----- Input rows -----

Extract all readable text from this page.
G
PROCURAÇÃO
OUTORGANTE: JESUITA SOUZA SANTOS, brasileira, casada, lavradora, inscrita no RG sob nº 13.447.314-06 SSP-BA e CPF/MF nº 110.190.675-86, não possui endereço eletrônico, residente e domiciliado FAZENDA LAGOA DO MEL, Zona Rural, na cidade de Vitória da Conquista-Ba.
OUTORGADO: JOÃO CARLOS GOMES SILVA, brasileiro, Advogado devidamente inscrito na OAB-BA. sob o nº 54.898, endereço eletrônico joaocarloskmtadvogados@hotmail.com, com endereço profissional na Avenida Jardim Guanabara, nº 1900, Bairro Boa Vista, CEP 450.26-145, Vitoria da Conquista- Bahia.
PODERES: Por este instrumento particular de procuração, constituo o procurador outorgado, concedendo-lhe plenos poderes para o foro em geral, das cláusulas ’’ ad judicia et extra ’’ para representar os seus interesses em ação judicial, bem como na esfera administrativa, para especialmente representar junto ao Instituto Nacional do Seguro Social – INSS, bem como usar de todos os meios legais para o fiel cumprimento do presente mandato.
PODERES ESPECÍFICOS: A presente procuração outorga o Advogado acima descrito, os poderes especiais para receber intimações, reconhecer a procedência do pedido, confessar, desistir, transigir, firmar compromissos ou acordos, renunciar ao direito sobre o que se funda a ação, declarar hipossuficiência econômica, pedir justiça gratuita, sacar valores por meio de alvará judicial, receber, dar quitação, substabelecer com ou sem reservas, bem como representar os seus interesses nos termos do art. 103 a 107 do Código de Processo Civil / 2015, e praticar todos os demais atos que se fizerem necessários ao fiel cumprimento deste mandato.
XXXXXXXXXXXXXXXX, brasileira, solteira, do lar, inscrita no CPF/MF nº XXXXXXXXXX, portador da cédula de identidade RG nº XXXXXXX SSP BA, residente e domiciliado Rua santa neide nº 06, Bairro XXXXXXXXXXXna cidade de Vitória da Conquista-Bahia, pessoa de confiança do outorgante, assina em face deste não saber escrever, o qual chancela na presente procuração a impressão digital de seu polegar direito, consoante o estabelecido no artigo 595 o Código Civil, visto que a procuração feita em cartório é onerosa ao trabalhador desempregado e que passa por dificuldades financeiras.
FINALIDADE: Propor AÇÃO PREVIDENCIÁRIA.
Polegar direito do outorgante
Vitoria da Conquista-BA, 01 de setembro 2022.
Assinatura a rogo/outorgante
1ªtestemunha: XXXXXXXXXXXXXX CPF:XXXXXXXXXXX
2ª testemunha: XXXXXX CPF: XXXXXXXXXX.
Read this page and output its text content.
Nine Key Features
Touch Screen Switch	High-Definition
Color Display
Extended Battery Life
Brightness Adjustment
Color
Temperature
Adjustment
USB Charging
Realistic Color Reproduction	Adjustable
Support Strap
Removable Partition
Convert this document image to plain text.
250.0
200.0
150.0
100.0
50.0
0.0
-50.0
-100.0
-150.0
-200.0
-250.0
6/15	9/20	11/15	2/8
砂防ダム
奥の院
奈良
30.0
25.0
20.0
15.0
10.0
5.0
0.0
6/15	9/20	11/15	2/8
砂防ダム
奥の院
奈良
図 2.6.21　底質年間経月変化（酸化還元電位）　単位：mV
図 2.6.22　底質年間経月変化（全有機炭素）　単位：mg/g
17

-----

# [Written request]
Your task is to transcribe the listing above in full, exactly as given.

# [The answer]
Extract all readable text from this page.
G
PROCURAÇÃO
OUTORGANTE: JESUITA SOUZA SANTOS, brasileira, casada, lavradora, inscrita no RG sob nº 13.447.314-06 SSP-BA e CPF/MF nº 110.190.675-86, não possui endereço eletrônico, residente e domiciliado FAZENDA LAGOA DO MEL, Zona Rural, na cidade de Vitória da Conquista-Ba.
OUTORGADO: JOÃO CARLOS GOMES SILVA, brasileiro, Advogado devidamente inscrito na OAB-BA. sob o nº 54.898, endereço eletrônico joaocarloskmtadvogados@hotmail.com, com endereço profissional na Avenida Jardim Guanabara, nº 1900, Bairro Boa Vista, CEP 450.26-145, Vitoria da Conquista- Bahia.
PODERES: Por este instrumento particular de procuração, constituo o procurador outorgado, concedendo-lhe plenos poderes para o foro em geral, das cláusulas ’’ ad judicia et extra ’’ para representar os seus interesses em ação judicial, bem como na esfera administrativa, para especialmente representar junto ao Instituto Nacional do Seguro Social – INSS, bem como usar de todos os meios legais para o fiel cumprimento do presente mandato.
PODERES ESPECÍFICOS: A presente procuração outorga o Advogado acima descrito, os poderes especiais para receber intimações, reconhecer a procedência do pedido, confessar, desistir, transigir, firmar compromissos ou acordos, renunciar ao direito sobre o que se funda a ação, declarar hipossuficiência econômica, pedir justiça gratuita, sacar valores por meio de alvará judicial, receber, dar quitação, substabelecer com ou sem reservas, bem como representar os seus interesses nos termos do art. 103 a 107 do Código de Processo Civil / 2015, e praticar todos os demais atos que se fizerem necessários ao fiel cumprimento deste mandato.
XXXXXXXXXXXXXXXX, brasileira, solteira, do lar, inscrita no CPF/MF nº XXXXXXXXXX, portador da cédula de identidade RG nº XXXXXXX SSP BA, residente e domiciliado Rua santa neide nº 06, Bairro XXXXXXXXXXXna cidade de Vitória da Conquista-Bahia, pessoa de confiança do outorgante, assina em face deste não saber escrever, o qual chancela na presente procuração a impressão digital de seu polegar direito, consoante o estabelecido no artigo 595 o Código Civil, visto que a procuração feita em cartório é onerosa ao trabalhador desempregado e que passa por dificuldades financeiras.
FINALIDADE: Propor AÇÃO PREVIDENCIÁRIA.
Polegar direito do outorgante
Vitoria da Conquista-BA, 01 de setembro 2022.
Assinatura a rogo/outorgante
1ªtestemunha: XXXXXXXXXXXXXX CPF:XXXXXXXXXXX
2ª testemunha: XXXXXX CPF: XXXXXXXXXX.
Read this page and output its text content.
Nine Key Features
Touch Screen Switch	High-Definition
Color Display
Extended Battery Life
Brightness Adjustment
Color
Temperature
Adjustment
USB Charging
Realistic Color Reproduction	Adjustable
Support Strap
Removable Partition
Convert this document image to plain text.
250.0
200.0
150.0
100.0
50.0
0.0
-50.0
-100.0
-150.0
-200.0
-250.0
6/15	9/20	11/15	2/8
砂防ダム
奥の院
奈良
30.0
25.0
20.0
15.0
10.0
5.0
0.0
6/15	9/20	11/15	2/8
砂防ダム
奥の院
奈良
図 2.6.21　底質年間経月変化（酸化還元電位）　単位：mV
図 2.6.22　底質年間経月変化（全有機炭素）　単位：mg/g
17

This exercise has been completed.